──────── Extracted entries
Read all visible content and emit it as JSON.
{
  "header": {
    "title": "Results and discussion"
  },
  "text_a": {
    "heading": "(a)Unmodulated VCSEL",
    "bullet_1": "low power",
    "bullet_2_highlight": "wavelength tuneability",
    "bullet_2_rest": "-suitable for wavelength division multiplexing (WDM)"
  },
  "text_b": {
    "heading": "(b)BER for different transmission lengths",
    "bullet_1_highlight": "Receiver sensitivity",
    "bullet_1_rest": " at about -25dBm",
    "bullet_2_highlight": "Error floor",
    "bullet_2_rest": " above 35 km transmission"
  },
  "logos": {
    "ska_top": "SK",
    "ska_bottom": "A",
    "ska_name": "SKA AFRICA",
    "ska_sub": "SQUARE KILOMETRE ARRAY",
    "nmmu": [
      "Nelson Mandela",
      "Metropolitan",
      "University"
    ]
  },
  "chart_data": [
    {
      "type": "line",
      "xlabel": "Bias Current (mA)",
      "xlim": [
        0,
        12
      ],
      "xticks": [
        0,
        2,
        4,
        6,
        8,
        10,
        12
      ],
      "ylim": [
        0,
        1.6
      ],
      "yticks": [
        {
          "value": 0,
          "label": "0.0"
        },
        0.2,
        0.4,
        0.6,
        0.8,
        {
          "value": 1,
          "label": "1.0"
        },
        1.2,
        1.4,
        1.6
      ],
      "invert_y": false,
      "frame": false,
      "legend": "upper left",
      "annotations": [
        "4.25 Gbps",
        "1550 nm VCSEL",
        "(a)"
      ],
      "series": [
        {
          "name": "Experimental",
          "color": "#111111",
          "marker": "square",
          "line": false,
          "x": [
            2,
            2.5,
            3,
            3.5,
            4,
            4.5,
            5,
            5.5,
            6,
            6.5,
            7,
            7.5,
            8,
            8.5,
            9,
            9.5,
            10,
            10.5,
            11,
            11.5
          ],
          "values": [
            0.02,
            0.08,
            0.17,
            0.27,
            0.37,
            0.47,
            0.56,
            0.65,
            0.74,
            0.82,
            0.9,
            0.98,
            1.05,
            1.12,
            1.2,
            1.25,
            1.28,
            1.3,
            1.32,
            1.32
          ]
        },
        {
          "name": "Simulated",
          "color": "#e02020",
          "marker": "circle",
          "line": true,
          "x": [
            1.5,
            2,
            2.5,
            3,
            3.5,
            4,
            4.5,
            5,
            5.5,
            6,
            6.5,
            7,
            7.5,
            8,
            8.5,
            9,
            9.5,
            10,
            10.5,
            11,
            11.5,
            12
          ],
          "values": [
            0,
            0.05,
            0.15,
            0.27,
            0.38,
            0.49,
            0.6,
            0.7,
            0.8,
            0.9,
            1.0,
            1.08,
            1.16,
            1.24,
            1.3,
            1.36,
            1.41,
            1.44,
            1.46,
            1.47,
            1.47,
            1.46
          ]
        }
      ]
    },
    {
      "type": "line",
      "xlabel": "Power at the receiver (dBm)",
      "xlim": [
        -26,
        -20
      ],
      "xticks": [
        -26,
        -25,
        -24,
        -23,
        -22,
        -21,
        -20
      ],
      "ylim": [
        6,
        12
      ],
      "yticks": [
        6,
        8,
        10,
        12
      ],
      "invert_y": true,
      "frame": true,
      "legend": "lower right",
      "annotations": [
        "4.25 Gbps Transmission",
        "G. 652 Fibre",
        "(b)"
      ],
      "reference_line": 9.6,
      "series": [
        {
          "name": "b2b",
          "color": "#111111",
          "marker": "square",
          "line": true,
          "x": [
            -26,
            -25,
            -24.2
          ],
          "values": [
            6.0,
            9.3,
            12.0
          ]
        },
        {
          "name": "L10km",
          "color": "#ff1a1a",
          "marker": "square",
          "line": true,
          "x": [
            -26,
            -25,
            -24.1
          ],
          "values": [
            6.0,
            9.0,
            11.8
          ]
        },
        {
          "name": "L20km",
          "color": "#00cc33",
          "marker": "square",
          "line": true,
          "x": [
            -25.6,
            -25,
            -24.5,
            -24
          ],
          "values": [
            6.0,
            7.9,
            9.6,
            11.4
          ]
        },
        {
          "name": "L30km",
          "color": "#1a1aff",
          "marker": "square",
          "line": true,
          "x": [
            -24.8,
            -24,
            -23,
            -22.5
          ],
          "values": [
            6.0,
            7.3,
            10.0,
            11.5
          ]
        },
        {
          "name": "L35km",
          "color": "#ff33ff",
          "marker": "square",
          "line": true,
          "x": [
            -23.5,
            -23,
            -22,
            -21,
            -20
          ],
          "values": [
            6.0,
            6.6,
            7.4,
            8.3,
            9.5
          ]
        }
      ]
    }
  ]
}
────────────────
**Task statement**
All lines in the data that contain the word "xlabel" should be copied.

**Task response**
      "xlabel": "Bias Current (mA)",
      "xlabel": "Power at the receiver (dBm)",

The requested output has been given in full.